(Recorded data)
======
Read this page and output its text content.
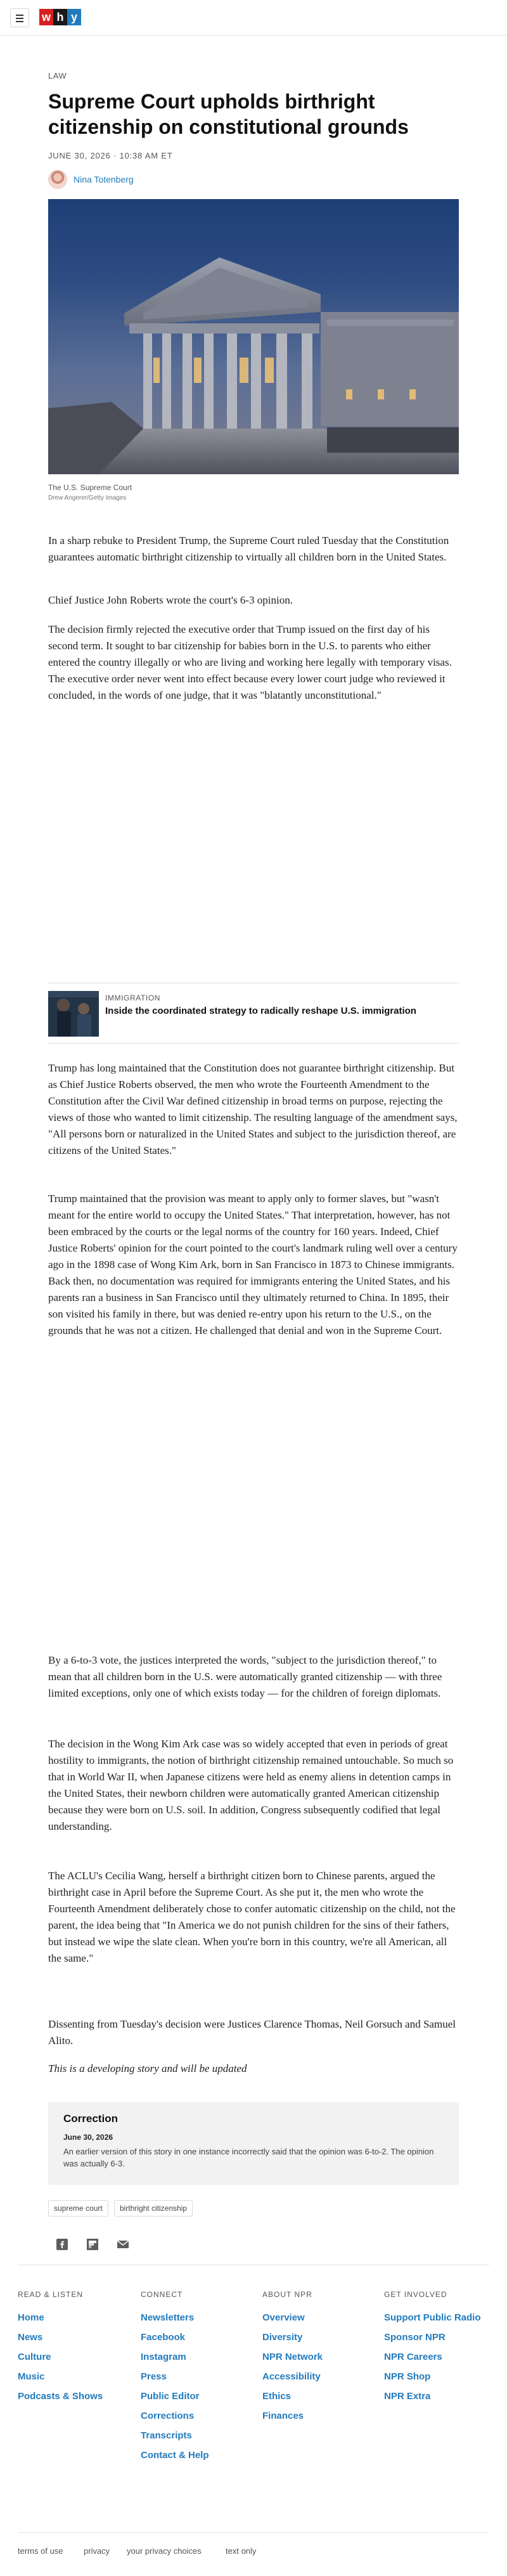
w h y
LAW
Supreme Court upholds birthright citizenship on constitutional grounds
JUNE 30, 2026 · 10:38 AM ET
Nina Totenberg
The U.S. Supreme Court
Drew Angerer/Getty Images

In a sharp rebuke to President Trump, the Supreme Court ruled Tuesday that the Constitution guarantees automatic birthright citizenship to virtually all children born in the United States.

Chief Justice John Roberts wrote the court's 6-3 opinion.

The decision firmly rejected the executive order that Trump issued on the first day of his second term. It sought to bar citizenship for babies born in the U.S. to parents who either entered the country illegally or who are living and working here legally with temporary visas. The executive order never went into effect because every lower court judge who reviewed it concluded, in the words of one judge, that it was "blatantly unconstitutional."

IMMIGRATION
Inside the coordinated strategy to radically reshape U.S. immigration

Trump has long maintained that the Constitution does not guarantee birthright citizenship. But as Chief Justice Roberts observed, the men who wrote the Fourteenth Amendment to the Constitution after the Civil War defined citizenship in broad terms on purpose, rejecting the views of those who wanted to limit citizenship. The resulting language of the amendment says, "All persons born or naturalized in the United States and subject to the jurisdiction thereof, are citizens of the United States."

Trump maintained that the provision was meant to apply only to former slaves, but "wasn't meant for the entire world to occupy the United States." That interpretation, however, has not been embraced by the courts or the legal norms of the country for 160 years. Indeed, Chief Justice Roberts' opinion for the court pointed to the court's landmark ruling well over a century ago in the 1898 case of Wong Kim Ark, born in San Francisco in 1873 to Chinese immigrants. Back then, no documentation was required for immigrants entering the United States, and his parents ran a business in San Francisco until they ultimately returned to China. In 1895, their son visited his family in there, but was denied re-entry upon his return to the U.S., on the grounds that he was not a citizen. He challenged that denial and won in the Supreme Court.

By a 6-to-3 vote, the justices interpreted the words, "subject to the jurisdiction thereof," to mean that all children born in the U.S. were automatically granted citizenship — with three limited exceptions, only one of which exists today — for the children of foreign diplomats.

The decision in the Wong Kim Ark case was so widely accepted that even in periods of great hostility to immigrants, the notion of birthright citizenship remained untouchable. So much so that in World War II, when Japanese citizens were held as enemy aliens in detention camps in the United States, their newborn children were automatically granted American citizenship because they were born on U.S. soil. In addition, Congress subsequently codified that legal understanding.

The ACLU's Cecilia Wang, herself a birthright citizen born to Chinese parents, argued the birthright case in April before the Supreme Court. As she put it, the men who wrote the Fourteenth Amendment deliberately chose to confer automatic citizenship on the child, not the parent, the idea being that "In America we do not punish children for the sins of their fathers, but instead we wipe the slate clean. When you're born in this country, we're all American, all the same."

Dissenting from Tuesday's decision were Justices Clarence Thomas, Neil Gorsuch and Samuel Alito.

This is a developing story and will be updated

Correction
June 30, 2026
An earlier version of this story in one instance incorrectly said that the opinion was 6-to-2. The opinion was actually 6-3.
supreme court	birthright citizenship
READ & LISTEN
Home
News
Culture
Music
Podcasts & Shows
CONNECT
Newsletters
Facebook
Instagram
Press
Public Editor
Corrections
Transcripts
Contact & Help
ABOUT NPR
Overview
Diversity
NPR Network
Accessibility
Ethics
Finances
GET INVOLVED
Support Public Radio
Sponsor NPR
NPR Careers
NPR Shop
NPR Extra
terms of use privacy your privacy choices	text only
======
Every line holding "only" should be copied out.

Reply =>
Trump maintained that the provision was meant to apply only to former slaves, but "wasn't meant for the entire world to occupy the United States." That interpretation, however, has not been embraced by the courts or the legal norms of the country for 160 years. Indeed, Chief Justice Roberts' opinion for the court pointed to the court's landmark ruling well over a century ago in the 1898 case of Wong Kim Ark, born in San Francisco in 1873 to Chinese immigrants. Back then, no documentation was required for immigrants entering the United States, and his parents ran a business in San Francisco until they ultimately returned to China. In 1895, their son visited his family in there, but was denied re-entry upon his return to the U.S., on the grounds that he was not a citizen. He challenged that denial and won in the Supreme Court.
By a 6-to-3 vote, the justices interpreted the words, "subject to the jurisdiction thereof," to mean that all children born in the U.S. were automatically granted citizenship — with three limited exceptions, only one of which exists today — for the children of foreign diplomats.
terms of use privacy your privacy choices	text only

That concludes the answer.